--- Start of SUPPLIED ENTRIES ---

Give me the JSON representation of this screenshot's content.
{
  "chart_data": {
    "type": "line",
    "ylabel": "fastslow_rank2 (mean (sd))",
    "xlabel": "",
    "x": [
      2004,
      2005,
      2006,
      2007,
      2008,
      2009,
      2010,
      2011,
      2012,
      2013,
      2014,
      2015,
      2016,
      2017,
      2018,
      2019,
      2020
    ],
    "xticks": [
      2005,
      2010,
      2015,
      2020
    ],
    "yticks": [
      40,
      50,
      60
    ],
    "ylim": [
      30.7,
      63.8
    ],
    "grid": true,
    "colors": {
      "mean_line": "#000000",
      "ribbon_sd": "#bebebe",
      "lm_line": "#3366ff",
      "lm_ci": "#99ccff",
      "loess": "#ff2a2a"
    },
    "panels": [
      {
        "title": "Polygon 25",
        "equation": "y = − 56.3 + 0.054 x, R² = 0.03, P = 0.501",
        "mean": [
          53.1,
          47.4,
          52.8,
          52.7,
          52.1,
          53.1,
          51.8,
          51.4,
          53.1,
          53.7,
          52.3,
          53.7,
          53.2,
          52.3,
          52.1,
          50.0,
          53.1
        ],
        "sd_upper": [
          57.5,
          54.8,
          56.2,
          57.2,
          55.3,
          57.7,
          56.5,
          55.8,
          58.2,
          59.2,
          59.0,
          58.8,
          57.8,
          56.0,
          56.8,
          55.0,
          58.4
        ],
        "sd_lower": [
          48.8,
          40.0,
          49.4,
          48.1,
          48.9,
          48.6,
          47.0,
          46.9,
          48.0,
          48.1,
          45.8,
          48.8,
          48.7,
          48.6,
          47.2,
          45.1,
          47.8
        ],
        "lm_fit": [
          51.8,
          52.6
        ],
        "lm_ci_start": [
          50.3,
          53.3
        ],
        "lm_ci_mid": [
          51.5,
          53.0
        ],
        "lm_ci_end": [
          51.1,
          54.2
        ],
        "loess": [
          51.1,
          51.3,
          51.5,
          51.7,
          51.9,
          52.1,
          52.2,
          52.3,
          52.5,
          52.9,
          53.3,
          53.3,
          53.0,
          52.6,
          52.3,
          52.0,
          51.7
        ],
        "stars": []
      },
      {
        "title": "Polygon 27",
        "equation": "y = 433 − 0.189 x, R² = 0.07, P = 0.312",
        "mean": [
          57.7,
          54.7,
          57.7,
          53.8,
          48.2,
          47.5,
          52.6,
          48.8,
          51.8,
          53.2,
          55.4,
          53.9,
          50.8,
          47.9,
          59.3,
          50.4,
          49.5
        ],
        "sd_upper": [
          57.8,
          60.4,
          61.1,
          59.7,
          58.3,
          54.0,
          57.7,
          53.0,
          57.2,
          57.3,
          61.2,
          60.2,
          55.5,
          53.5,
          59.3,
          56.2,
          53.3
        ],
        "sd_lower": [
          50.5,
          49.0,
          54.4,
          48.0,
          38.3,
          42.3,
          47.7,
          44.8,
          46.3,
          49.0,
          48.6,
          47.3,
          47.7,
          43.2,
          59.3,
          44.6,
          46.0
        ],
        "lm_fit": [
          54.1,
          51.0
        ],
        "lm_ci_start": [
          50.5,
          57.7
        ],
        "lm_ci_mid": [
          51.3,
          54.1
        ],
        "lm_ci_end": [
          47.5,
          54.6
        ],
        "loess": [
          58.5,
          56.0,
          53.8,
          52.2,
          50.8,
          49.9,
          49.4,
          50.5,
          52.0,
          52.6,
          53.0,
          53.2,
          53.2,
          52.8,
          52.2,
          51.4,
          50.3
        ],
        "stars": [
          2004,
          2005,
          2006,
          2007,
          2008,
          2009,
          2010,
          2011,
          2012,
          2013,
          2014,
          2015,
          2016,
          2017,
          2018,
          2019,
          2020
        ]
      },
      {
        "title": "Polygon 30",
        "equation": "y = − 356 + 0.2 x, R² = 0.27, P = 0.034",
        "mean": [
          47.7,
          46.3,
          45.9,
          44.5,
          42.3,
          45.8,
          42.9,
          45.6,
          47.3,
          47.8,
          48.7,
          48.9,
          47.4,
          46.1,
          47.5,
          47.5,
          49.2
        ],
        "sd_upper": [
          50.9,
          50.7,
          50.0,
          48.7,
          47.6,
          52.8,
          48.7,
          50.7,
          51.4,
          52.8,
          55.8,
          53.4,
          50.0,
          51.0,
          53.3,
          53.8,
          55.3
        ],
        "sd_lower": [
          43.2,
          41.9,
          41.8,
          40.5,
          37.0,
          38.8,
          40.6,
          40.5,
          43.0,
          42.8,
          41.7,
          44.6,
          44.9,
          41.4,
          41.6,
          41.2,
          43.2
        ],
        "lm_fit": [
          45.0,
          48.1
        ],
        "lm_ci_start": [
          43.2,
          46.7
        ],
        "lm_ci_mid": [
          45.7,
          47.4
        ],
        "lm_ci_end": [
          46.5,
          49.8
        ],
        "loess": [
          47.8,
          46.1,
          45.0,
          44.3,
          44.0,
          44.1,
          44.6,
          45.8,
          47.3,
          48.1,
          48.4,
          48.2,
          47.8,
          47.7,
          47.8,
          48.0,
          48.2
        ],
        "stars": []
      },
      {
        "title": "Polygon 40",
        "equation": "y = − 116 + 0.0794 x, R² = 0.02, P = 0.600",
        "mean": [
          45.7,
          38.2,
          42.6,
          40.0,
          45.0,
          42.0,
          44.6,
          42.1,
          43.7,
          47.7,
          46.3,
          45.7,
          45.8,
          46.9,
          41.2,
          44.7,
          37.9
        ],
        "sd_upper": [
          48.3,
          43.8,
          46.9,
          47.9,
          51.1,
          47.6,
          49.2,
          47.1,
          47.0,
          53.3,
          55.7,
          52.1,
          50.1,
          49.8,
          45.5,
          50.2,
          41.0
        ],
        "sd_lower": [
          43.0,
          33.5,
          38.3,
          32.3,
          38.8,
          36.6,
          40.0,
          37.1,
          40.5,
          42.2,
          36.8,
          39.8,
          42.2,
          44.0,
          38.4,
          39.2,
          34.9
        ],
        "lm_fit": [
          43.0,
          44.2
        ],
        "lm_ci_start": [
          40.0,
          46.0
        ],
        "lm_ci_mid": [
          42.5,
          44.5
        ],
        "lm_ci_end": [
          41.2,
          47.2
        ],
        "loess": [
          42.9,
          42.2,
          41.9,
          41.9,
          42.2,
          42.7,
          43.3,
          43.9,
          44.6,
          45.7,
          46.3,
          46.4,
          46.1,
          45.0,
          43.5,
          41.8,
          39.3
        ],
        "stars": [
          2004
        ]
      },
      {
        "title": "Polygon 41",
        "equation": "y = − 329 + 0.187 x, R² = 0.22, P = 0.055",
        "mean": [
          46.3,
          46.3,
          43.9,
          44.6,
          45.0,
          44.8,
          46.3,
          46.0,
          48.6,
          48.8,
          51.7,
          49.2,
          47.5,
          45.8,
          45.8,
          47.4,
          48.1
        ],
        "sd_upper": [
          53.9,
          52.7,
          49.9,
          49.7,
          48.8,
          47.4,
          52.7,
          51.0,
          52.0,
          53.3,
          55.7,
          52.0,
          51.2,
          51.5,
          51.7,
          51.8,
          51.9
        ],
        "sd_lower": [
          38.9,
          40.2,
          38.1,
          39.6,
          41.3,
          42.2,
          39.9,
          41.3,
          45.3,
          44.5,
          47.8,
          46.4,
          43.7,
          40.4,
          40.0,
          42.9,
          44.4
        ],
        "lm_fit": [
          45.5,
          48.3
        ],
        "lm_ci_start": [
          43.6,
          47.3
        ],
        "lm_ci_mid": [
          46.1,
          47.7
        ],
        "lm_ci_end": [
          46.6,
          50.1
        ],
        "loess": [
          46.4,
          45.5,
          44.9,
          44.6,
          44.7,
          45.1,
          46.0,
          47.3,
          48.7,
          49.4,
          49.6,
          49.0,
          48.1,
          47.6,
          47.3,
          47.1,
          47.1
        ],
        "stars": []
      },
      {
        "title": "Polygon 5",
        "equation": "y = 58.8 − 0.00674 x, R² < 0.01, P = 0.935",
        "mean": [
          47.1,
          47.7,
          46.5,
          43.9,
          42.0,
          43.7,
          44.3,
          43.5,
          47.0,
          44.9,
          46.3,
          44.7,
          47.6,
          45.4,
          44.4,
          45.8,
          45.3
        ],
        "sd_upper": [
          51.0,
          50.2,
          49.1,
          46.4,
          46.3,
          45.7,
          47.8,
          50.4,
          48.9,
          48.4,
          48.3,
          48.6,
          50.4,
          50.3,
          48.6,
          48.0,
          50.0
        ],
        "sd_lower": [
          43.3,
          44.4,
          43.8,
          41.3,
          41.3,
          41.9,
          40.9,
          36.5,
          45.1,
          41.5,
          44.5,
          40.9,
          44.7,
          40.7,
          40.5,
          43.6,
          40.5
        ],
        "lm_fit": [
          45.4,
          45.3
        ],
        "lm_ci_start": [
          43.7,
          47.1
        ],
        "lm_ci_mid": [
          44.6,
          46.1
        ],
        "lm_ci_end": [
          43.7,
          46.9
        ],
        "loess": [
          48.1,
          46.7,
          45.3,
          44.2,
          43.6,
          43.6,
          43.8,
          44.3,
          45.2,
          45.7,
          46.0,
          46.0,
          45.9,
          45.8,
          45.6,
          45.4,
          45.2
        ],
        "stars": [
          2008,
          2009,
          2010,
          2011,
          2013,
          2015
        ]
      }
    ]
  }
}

--- End of SUPPLIED ENTRIES ---

WHAT IS EXPECTED: From the data, list each line in which the string "equation" appears.

EXERCISE OUTPUT:
        "equation": "y = − 56.3 + 0.054 x, R² = 0.03, P = 0.501",
        "equation": "y = 433 − 0.189 x, R² = 0.07, P = 0.312",
        "equation": "y = − 356 + 0.2 x, R² = 0.27, P = 0.034",
        "equation": "y = − 116 + 0.0794 x, R² = 0.02, P = 0.600",
        "equation": "y = − 329 + 0.187 x, R² = 0.22, P = 0.055",
        "equation": "y = 58.8 − 0.00674 x, R² < 0.01, P = 0.935",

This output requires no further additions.